Look through the lines below and extract any with the word "this".

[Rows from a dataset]
● ● ● ●

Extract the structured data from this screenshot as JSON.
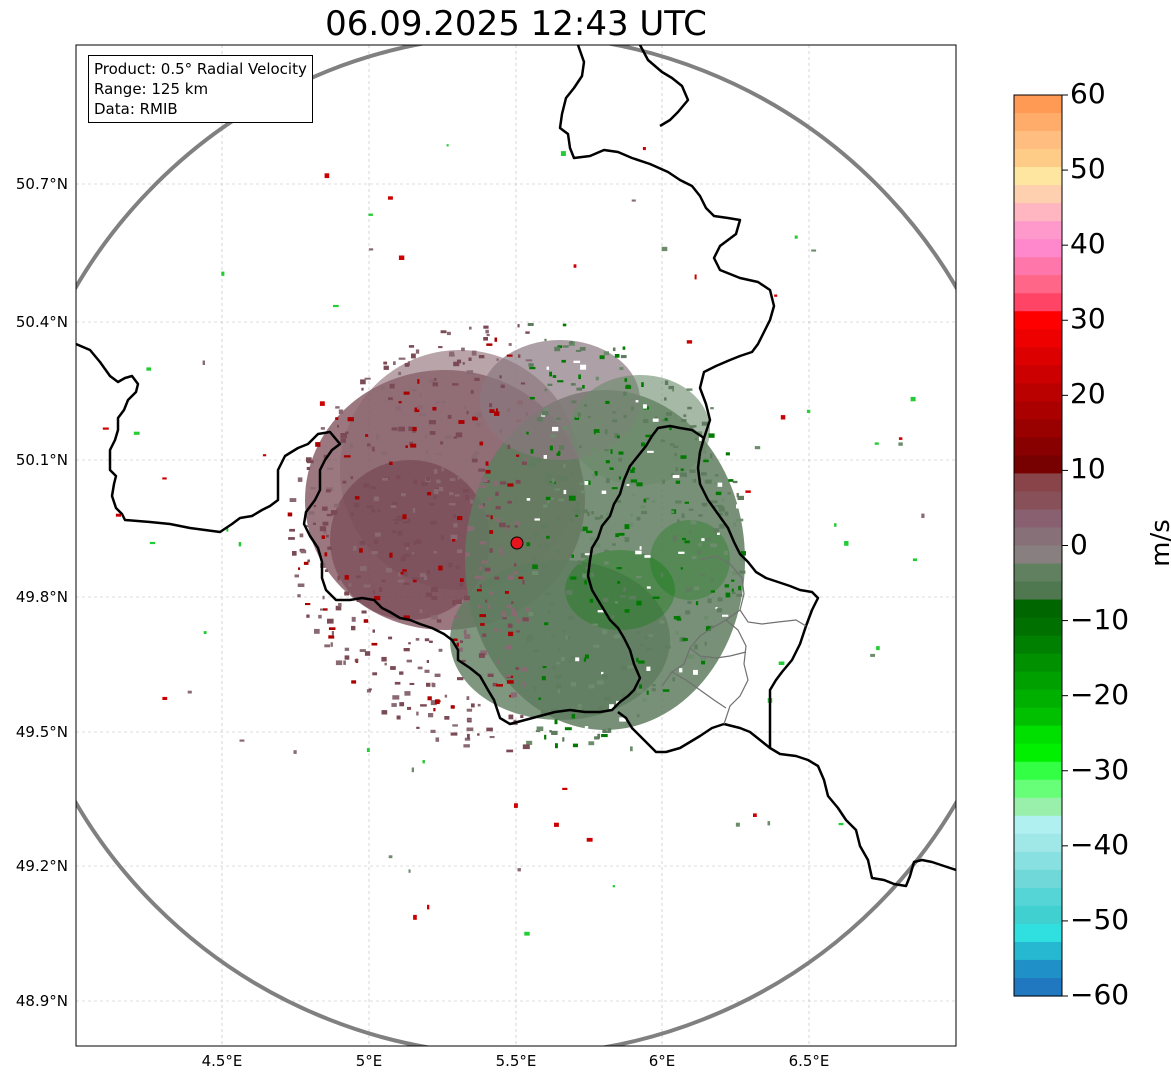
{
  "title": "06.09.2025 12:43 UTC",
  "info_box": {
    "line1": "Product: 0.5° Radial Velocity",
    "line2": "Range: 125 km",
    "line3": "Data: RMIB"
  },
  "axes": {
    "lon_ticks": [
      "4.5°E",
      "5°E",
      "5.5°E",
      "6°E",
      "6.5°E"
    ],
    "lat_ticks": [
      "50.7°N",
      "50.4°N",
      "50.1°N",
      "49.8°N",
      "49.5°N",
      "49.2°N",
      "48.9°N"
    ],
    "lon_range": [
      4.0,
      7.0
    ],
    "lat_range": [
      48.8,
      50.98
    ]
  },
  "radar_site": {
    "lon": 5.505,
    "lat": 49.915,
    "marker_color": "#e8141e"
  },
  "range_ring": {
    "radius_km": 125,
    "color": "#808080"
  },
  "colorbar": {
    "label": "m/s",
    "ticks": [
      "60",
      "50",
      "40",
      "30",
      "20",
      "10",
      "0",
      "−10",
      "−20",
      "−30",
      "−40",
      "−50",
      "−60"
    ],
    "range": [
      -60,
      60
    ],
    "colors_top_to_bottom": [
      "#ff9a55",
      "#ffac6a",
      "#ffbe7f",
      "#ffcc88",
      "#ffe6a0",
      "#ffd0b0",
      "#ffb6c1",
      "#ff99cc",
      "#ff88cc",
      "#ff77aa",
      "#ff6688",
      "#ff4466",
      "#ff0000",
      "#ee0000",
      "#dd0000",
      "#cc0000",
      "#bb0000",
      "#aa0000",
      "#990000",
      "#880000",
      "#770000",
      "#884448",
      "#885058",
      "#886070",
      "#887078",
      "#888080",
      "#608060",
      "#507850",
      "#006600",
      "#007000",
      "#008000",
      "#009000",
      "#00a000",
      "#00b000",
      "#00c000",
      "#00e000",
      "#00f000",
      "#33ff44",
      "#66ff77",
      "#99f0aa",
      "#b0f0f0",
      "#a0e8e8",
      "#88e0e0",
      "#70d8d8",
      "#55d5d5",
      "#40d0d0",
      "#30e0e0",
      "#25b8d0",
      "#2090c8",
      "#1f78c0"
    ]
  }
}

● ● ● ●

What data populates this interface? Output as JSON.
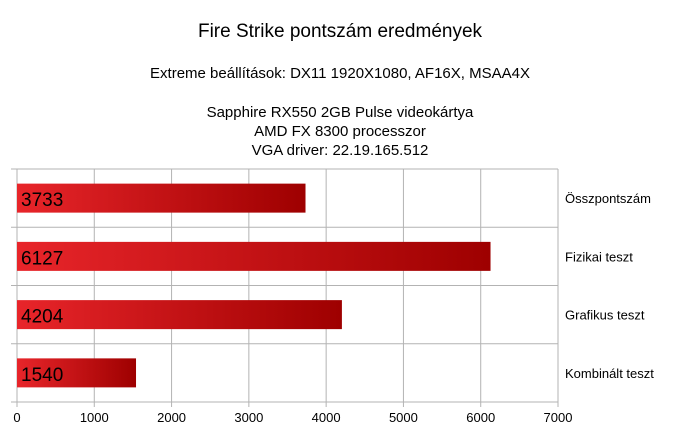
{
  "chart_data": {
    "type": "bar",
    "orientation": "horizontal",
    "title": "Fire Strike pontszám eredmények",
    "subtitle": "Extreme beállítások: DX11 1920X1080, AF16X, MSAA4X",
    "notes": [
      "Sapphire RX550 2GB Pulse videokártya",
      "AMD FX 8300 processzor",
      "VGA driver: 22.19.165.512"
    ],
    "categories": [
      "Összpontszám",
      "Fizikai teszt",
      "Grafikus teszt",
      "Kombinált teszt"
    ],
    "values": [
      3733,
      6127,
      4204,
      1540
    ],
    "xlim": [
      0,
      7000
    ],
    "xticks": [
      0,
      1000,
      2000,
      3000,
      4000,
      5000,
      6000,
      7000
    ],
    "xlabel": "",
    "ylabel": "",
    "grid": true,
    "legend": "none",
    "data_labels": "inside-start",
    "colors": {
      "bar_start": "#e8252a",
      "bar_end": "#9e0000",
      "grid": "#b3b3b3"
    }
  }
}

● ● ● ●

* [Complete output]:
Extract the structured data from this screenshot as JSON.
What data populates this interface? Output as JSON.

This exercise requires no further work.